# What you will do
Find every line with the word "Änderung" and give their count, nothing else.
>> Start
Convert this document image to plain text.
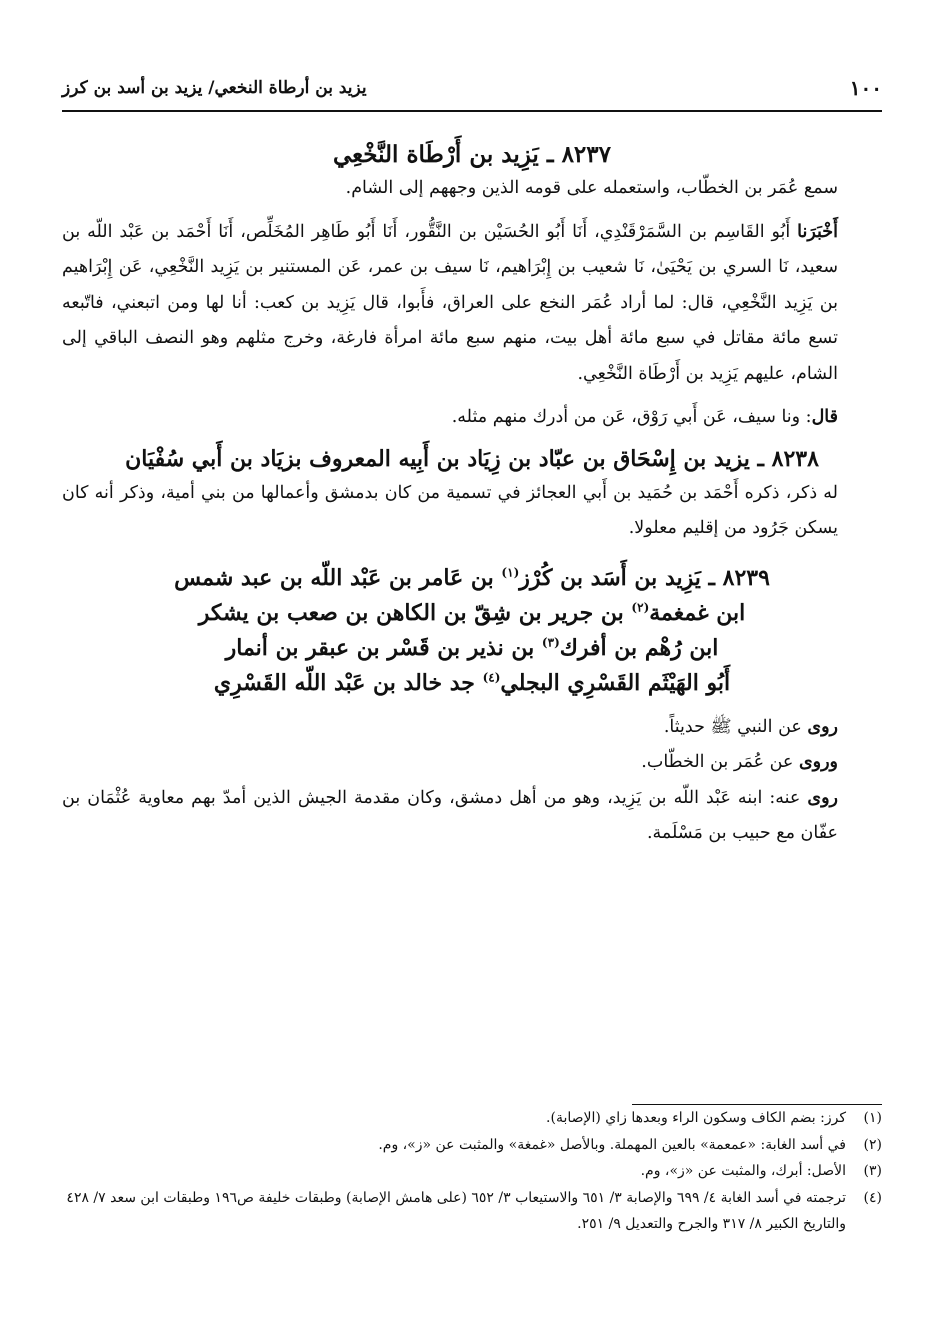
١٠٠
يزيد بن أرطاة النخعي/ يزيد بن أسد بن كرز
٨٢٣٧ ـ يَزِيد بن أَرْطَاة النَّخْعِي

سمع عُمَر بن الخطّاب، واستعمله على قومه الذين وجههم إلى الشام.

أَخْبَرَنا أَبُو القَاسِم بن السَّمَرْقَنْدِي، أَنَا أَبُو الحُسَيْن بن النَّقُّور، أَنَا أَبُو طَاهِر المُخَلِّص، أَنَا أَحْمَد بن عَبْد اللّه بن سعيد، نَا السري بن يَحْيَىٰ، نَا شعيب بن إِبْرَاهيم، نَا سيف بن عمر، عَن المستنير بن يَزِيد النَّخْعِي، عَن إِبْرَاهيم بن يَزِيد النَّخْعِي، قال: لما أراد عُمَر النخع على العراق، فأَبوا، قال يَزِيد بن كعب: أنا لها ومن اتبعني، فاتّبعه تسع مائة مقاتل في سبع مائة أهل بيت، منهم سبع مائة امرأة فارغة، وخرج مثلهم وهو النصف الباقي إلى الشام، عليهم يَزِيد بن أَرْطَاة النَّخْعِي.

قال: ونا سيف، عَن أَبي رَوْق، عَن من أدرك منهم مثله.

٨٢٣٨ ـ يزيد بن إِسْحَاق بن عبّاد بن زِيَاد بن أَبِيه المعروف بزيَاد بن أَبي سُفْيَان

له ذكر، ذكره أَحْمَد بن حُمَيد بن أَبي العجائز في تسمية من كان بدمشق وأعمالها من بني أمية، وذكر أنه كان يسكن جَرُود من إقليم معلولا.

٨٢٣٩ ـ يَزِيد بن أَسَد بن كُرْز$^{(١)}$ بن عَامر بن عَبْد اللّه بن عبد شمس
ابن غمغمة$^{(٢)}$ بن جرير بن شِقّ بن الكاهن بن صعب بن يشكر
ابن رُهْم بن أفرك$^{(٣)}$ بن نذير بن قَسْر بن عبقر بن أنمار
أَبُو الهَيْثَم القَسْرِي البجلي$^{(٤)}$ جد خالد بن عَبْد اللّه القَسْرِي

روى عن النبي ﷺ حديثاً.

وروى عن عُمَر بن الخطّاب.

روى عنه: ابنه عَبْد اللّه بن يَزِيد، وهو من أهل دمشق، وكان مقدمة الجيش الذين أمدّ بهم معاوية عُثْمَان بن عفّان مع حبيب بن مَسْلَمة.

(١)
كرز: بضم الكاف وسكون الراء وبعدها زاي (الإصابة).

(٢)
في أسد الغابة: «عمعمة» بالعين المهملة. وبالأصل «غمغة» والمثبت عن «ز»، وم.

(٣)
الأصل: أبرك، والمثبت عن «ز»، وم.

(٤)
ترجمته في أسد الغابة ٤/ ٦٩٩ والإصابة ٣/ ٦٥١ والاستيعاب ٣/ ٦٥٢ (على هامش الإصابة) وطبقات خليفة ص١٩٦ وطبقات ابن سعد ٧/ ٤٢٨ والتاريخ الكبير ٨/ ٣١٧ والجرح والتعديل ٩/ ٢٥١.
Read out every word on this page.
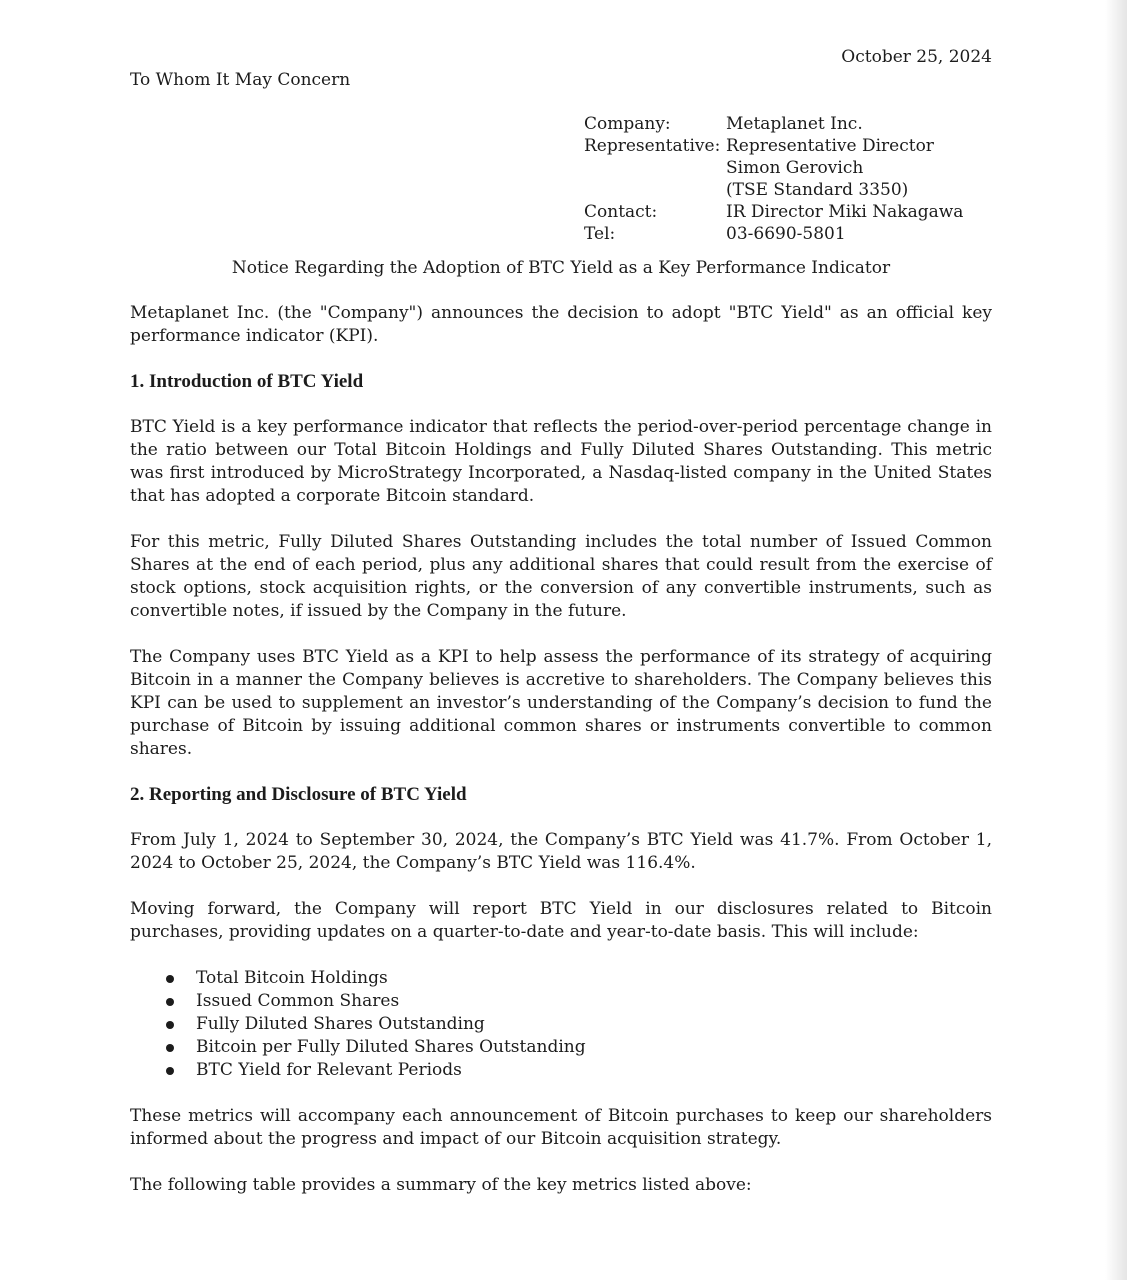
October 25, 2024
To Whom It May Concern
Company:	Metaplanet Inc.
Representative: Representative Director
Simon Gerovich
(TSE Standard 3350)
Contact:	IR Director Miki Nakagawa
Tel:	03-6690-5801
Notice Regarding the Adoption of BTC Yield as a Key Performance Indicator

Metaplanet Inc. (the "Company") announces the decision to adopt "BTC Yield" as an official key performance indicator (KPI).

1. Introduction of BTC Yield

BTC Yield is a key performance indicator that reflects the period-over-period percentage change in the ratio between our Total Bitcoin Holdings and Fully Diluted Shares Outstanding. This metric was first introduced by MicroStrategy Incorporated, a Nasdaq-listed company in the United States that has adopted a corporate Bitcoin standard.

For this metric, Fully Diluted Shares Outstanding includes the total number of Issued Common Shares at the end of each period, plus any additional shares that could result from the exercise of stock options, stock acquisition rights, or the conversion of any convertible instruments, such as convertible notes, if issued by the Company in the future.

The Company uses BTC Yield as a KPI to help assess the performance of its strategy of acquiring Bitcoin in a manner the Company believes is accretive to shareholders. The Company believes this KPI can be used to supplement an investor’s understanding of the Company’s decision to fund the purchase of Bitcoin by issuing additional common shares or instruments convertible to common shares.

2. Reporting and Disclosure of BTC Yield

From July 1, 2024 to September 30, 2024, the Company’s BTC Yield was 41.7%. From October 1, 2024 to October 25, 2024, the Company’s BTC Yield was 116.4%.

Moving forward, the Company will report BTC Yield in our disclosures related to Bitcoin purchases, providing updates on a quarter-to-date and year-to-date basis. This will include:

Total Bitcoin Holdings
Issued Common Shares
Fully Diluted Shares Outstanding
Bitcoin per Fully Diluted Shares Outstanding
BTC Yield for Relevant Periods

These metrics will accompany each announcement of Bitcoin purchases to keep our shareholders informed about the progress and impact of our Bitcoin acquisition strategy.

The following table provides a summary of the key metrics listed above:
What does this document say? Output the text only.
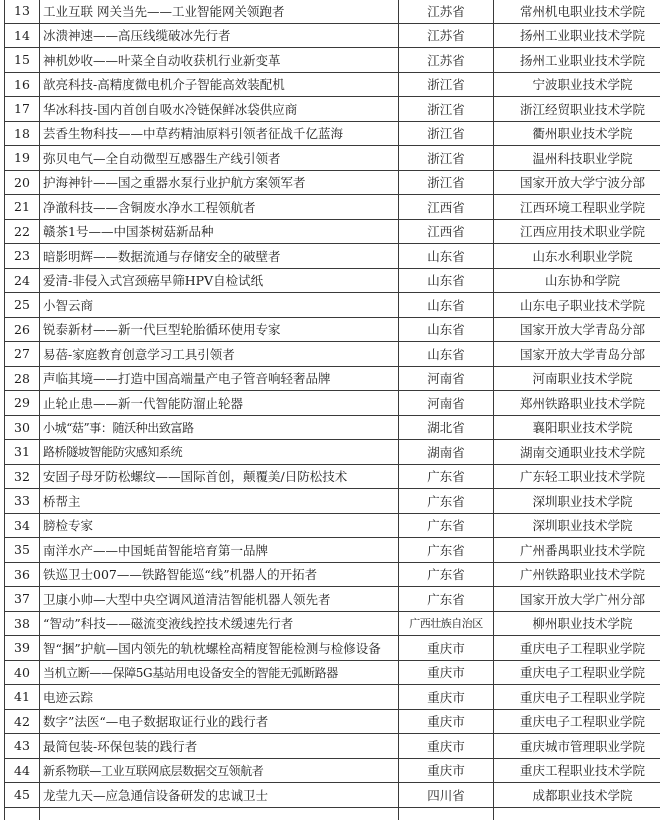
13	工业互联 网关当先——工业智能网关领跑者	江苏省	常州机电职业技术学院
14	冰溃神速——高压线缆破冰先行者	江苏省	扬州工业职业技术学院
15	神机妙收——叶菜全自动收获机行业新变革	江苏省	扬州工业职业技术学院
16	歆亮科技-高精度微电机介子智能高效装配机	浙江省	宁波职业技术学院
17	华冰科技-国内首创自吸水冷链保鲜冰袋供应商	浙江省	浙江经贸职业技术学院
18	芸香生物科技——中草药精油原料引领者征战千亿蓝海	浙江省	衢州职业技术学院
19	弥贝电气—全自动微型互感器生产线引领者	浙江省	温州科技职业学院
20	护海神针——国之重器水泵行业护航方案领军者	浙江省	国家开放大学宁波分部
21	净澈科技——含铜废水净水工程领航者	江西省	江西环境工程职业学院
22	赣茶1号——中国茶树菇新品种	江西省	江西应用技术职业学院
23	暗影明辉——数据流通与存储安全的破壁者	山东省	山东水利职业学院
24	爱清-非侵入式宫颈癌早筛HPV自检试纸	山东省	山东协和学院
25	小智云商	山东省	山东电子职业技术学院
26	锐泰新材——新一代巨型轮胎循环使用专家	山东省	国家开放大学青岛分部
27	易蓓-家庭教育创意学习工具引领者	山东省	国家开放大学青岛分部
28	声临其境——打造中国高端量产电子管音响轻奢品牌	河南省	河南职业技术学院
29	止轮止患——新一代智能防溜止轮器	河南省	郑州铁路职业技术学院
30	小城“菇”事：随沃种出致富路	湖北省	襄阳职业技术学院
31	路桥隧坡智能防灾感知系统	湖南省	湖南交通职业技术学院
32	安固子母牙防松螺纹——国际首创，颠覆美/日防松技术	广东省	广东轻工职业技术学院
33	桥帮主	广东省	深圳职业技术学院
34	膀检专家	广东省	深圳职业技术学院
35	南洋水产——中国蚝苗智能培育第一品牌	广东省	广州番禺职业技术学院
36	铁巡卫士007——铁路智能巡“线”机器人的开拓者	广东省	广州铁路职业技术学院
37	卫康小帅—大型中央空调风道清洁智能机器人领先者	广东省	国家开放大学广州分部
38	“智动”科技——磁流变液线控技术缓速先行者	广西壮族自治区	柳州职业技术学院
39	智“捆”护航—国内领先的轨枕螺栓高精度智能检测与检修设备	重庆市	重庆电子工程职业学院
40	当机立断——保障5G基站用电设备安全的智能无弧断路器	重庆市	重庆电子工程职业学院
41	电迹云踪	重庆市	重庆电子工程职业学院
42	数字”法医“—电子数据取证行业的践行者	重庆市	重庆电子工程职业学院
43	最简包装-环保包装的践行者	重庆市	重庆城市管理职业学院
44	新系物联—工业互联网底层数据交互领航者	重庆市	重庆工程职业技术学院
45	龙莹九天—应急通信设备研发的忠诚卫士	四川省	成都职业技术学院
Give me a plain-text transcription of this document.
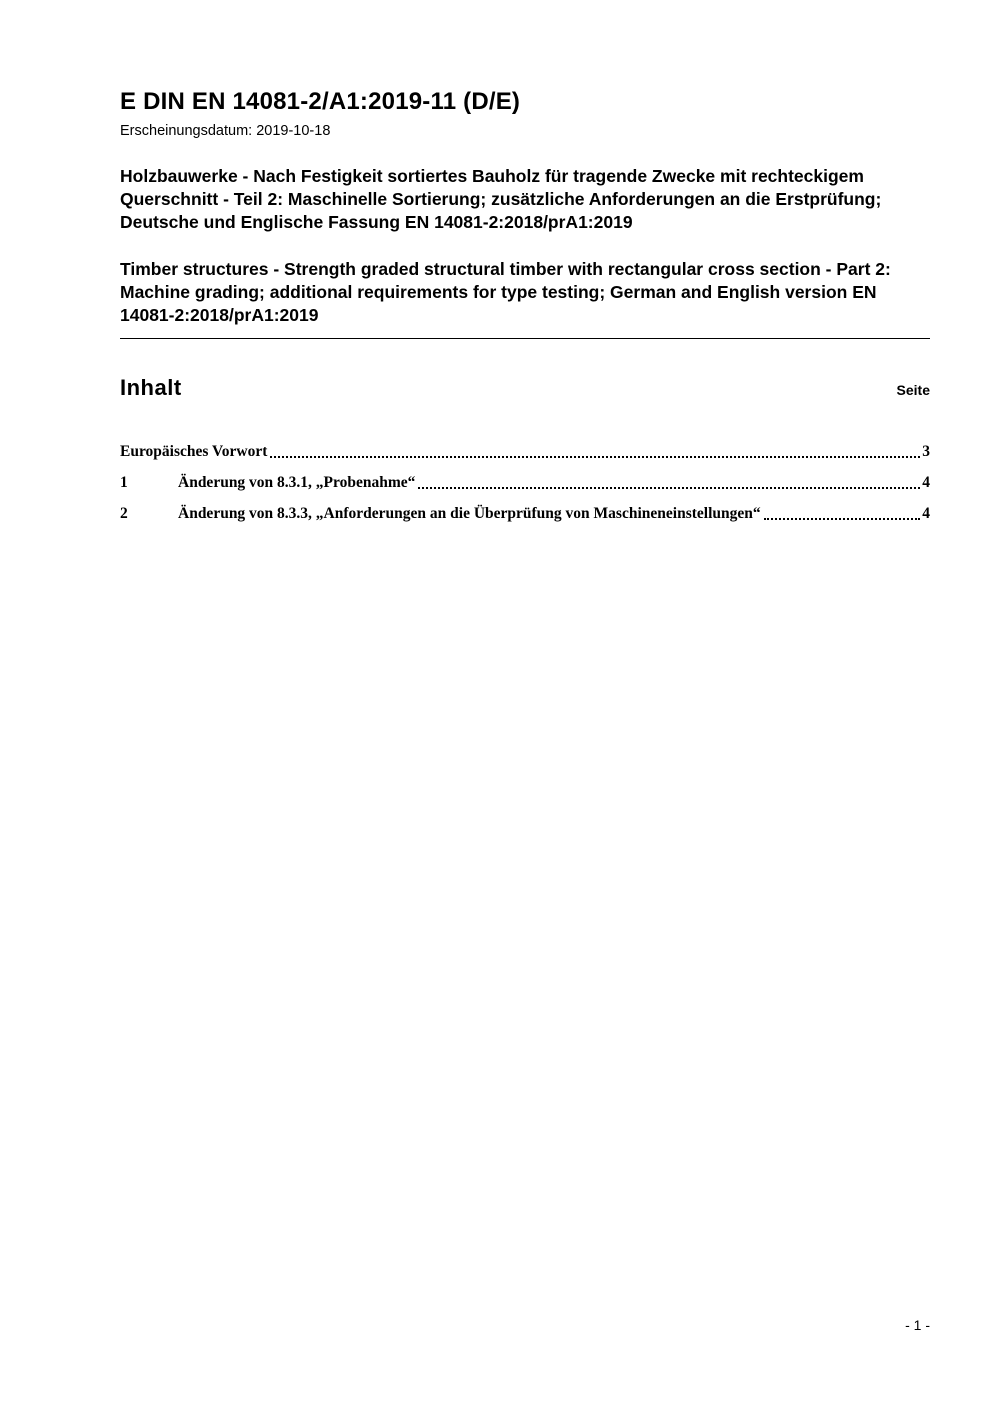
E DIN EN 14081-2/A1:2019-11 (D/E)

Erscheinungsdatum: 2019-10-18

Holzbauwerke - Nach Festigkeit sortiertes Bauholz für tragende Zwecke mit rechteckigem Querschnitt - Teil 2: Maschinelle Sortierung; zusätzliche Anforderungen an die Erstprüfung; Deutsche und Englische Fassung EN 14081-2:2018/prA1:2019

Timber structures - Strength graded structural timber with rectangular cross section - Part 2: Machine grading; additional requirements for type testing; German and English version EN 14081-2:2018/prA1:2019

Inhalt	Seite
Europäisches Vorwort	3
1	Änderung von 8.3.1, „Probenahme“	4
2	Änderung von 8.3.3, „Anforderungen an die Überprüfung von Maschineneinstellungen“	4
- 1 -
>> End
# Correct response
2